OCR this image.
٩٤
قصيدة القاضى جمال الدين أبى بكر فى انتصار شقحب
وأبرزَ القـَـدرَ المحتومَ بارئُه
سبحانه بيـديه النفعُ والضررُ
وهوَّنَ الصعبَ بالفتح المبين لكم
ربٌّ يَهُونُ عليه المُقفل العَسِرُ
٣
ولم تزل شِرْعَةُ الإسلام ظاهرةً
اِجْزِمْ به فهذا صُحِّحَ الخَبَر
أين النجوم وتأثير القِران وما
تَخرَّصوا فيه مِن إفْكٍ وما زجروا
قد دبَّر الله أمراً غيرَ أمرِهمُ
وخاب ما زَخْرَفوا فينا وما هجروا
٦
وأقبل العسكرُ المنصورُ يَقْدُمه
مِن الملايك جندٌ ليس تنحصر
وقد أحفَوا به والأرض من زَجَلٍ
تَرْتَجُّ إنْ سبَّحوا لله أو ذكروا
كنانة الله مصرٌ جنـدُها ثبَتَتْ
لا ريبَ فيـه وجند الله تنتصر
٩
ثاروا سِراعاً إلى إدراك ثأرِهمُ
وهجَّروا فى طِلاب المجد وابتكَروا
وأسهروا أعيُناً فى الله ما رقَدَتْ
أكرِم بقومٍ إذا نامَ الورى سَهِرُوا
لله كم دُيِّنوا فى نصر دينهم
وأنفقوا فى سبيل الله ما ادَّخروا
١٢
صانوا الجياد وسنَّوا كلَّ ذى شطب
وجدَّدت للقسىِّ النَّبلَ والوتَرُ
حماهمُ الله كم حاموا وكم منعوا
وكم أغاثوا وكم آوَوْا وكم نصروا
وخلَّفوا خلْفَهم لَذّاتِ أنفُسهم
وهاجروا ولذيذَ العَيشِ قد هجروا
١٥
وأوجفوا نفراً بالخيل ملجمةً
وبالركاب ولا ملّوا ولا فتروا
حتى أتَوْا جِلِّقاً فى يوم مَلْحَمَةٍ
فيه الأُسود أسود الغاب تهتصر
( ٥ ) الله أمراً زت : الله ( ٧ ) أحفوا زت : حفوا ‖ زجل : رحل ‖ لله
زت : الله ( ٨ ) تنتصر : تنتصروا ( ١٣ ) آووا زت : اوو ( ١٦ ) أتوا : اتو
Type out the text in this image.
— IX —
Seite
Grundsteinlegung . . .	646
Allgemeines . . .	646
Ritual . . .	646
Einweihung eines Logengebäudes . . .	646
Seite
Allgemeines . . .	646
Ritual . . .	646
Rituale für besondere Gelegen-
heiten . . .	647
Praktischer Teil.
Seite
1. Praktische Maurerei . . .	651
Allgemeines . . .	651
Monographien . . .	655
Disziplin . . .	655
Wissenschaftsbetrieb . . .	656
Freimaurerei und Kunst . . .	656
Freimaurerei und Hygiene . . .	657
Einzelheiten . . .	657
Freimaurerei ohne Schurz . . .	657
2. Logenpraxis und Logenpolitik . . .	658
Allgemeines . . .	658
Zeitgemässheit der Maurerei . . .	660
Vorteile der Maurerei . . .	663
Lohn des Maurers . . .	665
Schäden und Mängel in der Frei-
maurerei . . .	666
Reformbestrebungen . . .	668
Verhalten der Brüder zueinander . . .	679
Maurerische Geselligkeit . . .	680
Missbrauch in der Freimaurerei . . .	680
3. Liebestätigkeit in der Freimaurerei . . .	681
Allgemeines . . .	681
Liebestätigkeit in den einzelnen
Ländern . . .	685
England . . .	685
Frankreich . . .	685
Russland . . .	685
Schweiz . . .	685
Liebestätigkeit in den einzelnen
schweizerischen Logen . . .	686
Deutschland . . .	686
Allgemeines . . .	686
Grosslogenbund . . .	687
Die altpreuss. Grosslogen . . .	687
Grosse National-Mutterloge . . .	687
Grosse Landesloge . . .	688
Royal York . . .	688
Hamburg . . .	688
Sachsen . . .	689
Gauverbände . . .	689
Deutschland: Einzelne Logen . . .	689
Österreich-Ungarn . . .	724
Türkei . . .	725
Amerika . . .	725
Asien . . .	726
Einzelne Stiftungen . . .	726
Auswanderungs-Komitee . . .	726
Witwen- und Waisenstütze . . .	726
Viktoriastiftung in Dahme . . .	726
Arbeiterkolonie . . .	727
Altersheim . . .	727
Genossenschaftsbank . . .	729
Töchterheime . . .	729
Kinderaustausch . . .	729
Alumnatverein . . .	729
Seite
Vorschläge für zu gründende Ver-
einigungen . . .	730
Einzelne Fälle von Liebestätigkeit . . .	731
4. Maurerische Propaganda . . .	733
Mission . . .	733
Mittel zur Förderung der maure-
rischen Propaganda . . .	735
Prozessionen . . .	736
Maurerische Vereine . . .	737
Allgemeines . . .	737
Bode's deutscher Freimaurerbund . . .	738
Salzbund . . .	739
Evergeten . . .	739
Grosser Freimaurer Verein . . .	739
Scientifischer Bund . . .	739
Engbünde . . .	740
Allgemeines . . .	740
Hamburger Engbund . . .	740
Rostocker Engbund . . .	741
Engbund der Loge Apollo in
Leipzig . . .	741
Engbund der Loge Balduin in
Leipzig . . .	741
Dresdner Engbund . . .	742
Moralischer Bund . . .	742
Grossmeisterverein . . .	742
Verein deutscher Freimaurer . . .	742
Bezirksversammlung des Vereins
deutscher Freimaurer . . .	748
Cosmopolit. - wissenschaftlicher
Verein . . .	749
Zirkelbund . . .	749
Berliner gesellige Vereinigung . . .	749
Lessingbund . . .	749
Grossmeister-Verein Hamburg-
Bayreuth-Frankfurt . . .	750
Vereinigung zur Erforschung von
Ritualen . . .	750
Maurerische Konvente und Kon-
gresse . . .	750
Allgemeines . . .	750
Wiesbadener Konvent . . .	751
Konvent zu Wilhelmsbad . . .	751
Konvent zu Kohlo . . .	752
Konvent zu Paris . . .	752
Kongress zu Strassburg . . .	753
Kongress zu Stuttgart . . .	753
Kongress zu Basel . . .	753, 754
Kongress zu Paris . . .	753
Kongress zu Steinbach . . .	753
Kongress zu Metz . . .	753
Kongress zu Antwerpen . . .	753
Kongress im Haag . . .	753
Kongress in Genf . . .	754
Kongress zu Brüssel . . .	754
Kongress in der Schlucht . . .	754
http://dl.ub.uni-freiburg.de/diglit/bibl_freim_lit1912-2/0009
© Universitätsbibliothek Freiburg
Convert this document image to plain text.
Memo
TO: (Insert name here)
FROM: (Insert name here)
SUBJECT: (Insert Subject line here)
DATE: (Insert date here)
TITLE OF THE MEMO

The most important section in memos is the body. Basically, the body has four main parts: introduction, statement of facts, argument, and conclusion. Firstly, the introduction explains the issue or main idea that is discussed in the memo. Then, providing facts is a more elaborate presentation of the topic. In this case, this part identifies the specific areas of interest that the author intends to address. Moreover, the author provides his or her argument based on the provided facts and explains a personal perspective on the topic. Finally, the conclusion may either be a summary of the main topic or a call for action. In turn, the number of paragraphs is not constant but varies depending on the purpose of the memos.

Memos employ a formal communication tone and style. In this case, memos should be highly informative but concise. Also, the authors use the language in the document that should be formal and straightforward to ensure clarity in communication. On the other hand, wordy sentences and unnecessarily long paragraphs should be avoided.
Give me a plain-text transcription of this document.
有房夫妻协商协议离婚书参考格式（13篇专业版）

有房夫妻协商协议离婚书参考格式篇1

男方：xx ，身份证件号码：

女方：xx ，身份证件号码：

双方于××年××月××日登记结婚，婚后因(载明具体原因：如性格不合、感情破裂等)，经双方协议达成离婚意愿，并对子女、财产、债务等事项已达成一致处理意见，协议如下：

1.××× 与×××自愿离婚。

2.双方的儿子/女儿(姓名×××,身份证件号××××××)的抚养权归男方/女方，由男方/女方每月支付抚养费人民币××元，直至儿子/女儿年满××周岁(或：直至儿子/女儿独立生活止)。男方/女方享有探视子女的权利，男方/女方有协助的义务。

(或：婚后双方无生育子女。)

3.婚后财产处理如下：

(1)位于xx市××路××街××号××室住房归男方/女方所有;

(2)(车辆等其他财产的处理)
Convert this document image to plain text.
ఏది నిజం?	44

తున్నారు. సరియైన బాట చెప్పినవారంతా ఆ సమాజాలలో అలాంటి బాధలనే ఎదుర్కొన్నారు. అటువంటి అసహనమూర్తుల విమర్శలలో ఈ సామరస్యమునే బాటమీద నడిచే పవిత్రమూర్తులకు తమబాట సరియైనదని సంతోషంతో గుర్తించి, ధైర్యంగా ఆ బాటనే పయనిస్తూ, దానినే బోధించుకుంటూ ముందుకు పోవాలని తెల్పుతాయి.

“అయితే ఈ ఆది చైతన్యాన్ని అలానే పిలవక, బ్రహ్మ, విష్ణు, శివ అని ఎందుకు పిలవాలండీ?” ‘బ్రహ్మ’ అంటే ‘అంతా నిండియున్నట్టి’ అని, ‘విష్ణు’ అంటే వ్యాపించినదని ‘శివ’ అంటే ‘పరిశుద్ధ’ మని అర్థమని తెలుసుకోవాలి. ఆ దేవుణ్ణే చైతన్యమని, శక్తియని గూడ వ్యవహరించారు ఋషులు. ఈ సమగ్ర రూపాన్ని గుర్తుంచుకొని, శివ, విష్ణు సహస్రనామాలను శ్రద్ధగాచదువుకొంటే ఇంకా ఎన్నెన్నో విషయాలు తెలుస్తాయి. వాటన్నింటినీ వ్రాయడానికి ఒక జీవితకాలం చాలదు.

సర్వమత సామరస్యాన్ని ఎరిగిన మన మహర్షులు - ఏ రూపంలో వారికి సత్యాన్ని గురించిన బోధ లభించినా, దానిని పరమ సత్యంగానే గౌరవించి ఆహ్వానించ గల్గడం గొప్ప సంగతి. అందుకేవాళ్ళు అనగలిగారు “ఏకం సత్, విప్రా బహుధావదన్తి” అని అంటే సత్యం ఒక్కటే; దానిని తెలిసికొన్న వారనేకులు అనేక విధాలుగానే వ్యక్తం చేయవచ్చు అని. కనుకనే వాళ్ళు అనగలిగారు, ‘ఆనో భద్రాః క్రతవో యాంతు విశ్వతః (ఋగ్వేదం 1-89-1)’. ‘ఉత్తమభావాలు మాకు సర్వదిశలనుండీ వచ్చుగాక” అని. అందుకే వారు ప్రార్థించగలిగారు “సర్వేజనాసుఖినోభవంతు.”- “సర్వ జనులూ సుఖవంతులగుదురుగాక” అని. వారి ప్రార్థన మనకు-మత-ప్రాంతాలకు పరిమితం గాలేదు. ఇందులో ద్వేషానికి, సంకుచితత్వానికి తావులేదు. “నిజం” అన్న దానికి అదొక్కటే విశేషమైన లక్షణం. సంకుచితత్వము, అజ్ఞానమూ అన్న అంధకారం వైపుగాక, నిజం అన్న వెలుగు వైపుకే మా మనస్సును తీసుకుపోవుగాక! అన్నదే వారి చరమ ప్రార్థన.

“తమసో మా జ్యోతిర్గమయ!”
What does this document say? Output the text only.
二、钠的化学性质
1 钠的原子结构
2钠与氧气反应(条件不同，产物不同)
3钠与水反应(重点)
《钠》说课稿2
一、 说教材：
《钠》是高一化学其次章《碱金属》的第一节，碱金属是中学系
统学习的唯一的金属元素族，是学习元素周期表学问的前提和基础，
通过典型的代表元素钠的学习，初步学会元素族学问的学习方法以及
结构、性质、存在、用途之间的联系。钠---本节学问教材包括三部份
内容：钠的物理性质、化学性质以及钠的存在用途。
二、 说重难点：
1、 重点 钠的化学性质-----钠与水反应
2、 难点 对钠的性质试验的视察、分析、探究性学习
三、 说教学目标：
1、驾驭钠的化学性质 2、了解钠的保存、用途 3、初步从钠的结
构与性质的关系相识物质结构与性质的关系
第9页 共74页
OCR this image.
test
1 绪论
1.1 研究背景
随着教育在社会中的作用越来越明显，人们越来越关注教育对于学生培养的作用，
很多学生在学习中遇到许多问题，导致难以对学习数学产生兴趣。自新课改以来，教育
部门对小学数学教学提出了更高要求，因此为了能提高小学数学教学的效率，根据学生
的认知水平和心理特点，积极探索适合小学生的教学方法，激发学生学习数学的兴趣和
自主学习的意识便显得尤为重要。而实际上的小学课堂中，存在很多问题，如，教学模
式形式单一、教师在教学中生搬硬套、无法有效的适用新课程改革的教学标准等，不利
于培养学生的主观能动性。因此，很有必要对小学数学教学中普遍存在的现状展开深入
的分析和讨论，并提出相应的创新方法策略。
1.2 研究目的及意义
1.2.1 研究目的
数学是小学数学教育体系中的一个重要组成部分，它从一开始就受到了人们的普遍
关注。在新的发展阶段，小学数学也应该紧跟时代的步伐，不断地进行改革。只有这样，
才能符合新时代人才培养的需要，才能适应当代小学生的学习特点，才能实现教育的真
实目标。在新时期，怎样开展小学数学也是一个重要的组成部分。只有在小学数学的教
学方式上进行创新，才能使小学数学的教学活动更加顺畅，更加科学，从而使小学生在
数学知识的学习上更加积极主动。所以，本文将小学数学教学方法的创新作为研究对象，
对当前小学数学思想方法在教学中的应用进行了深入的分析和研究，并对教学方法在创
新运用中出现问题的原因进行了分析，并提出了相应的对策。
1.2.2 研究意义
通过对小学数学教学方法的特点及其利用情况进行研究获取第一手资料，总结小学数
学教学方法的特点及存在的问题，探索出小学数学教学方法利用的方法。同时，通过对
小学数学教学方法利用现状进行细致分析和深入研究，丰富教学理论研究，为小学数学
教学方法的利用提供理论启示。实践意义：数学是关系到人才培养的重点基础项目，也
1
__________________________________________________
Direction: Please list every line of the records that contains "deutscher".

Answer to the task:
Bode's deutscher Freimaurerbund . . .	738
Verein deutscher Freimaurer . . .	742
deutscher Freimaurer . . .	748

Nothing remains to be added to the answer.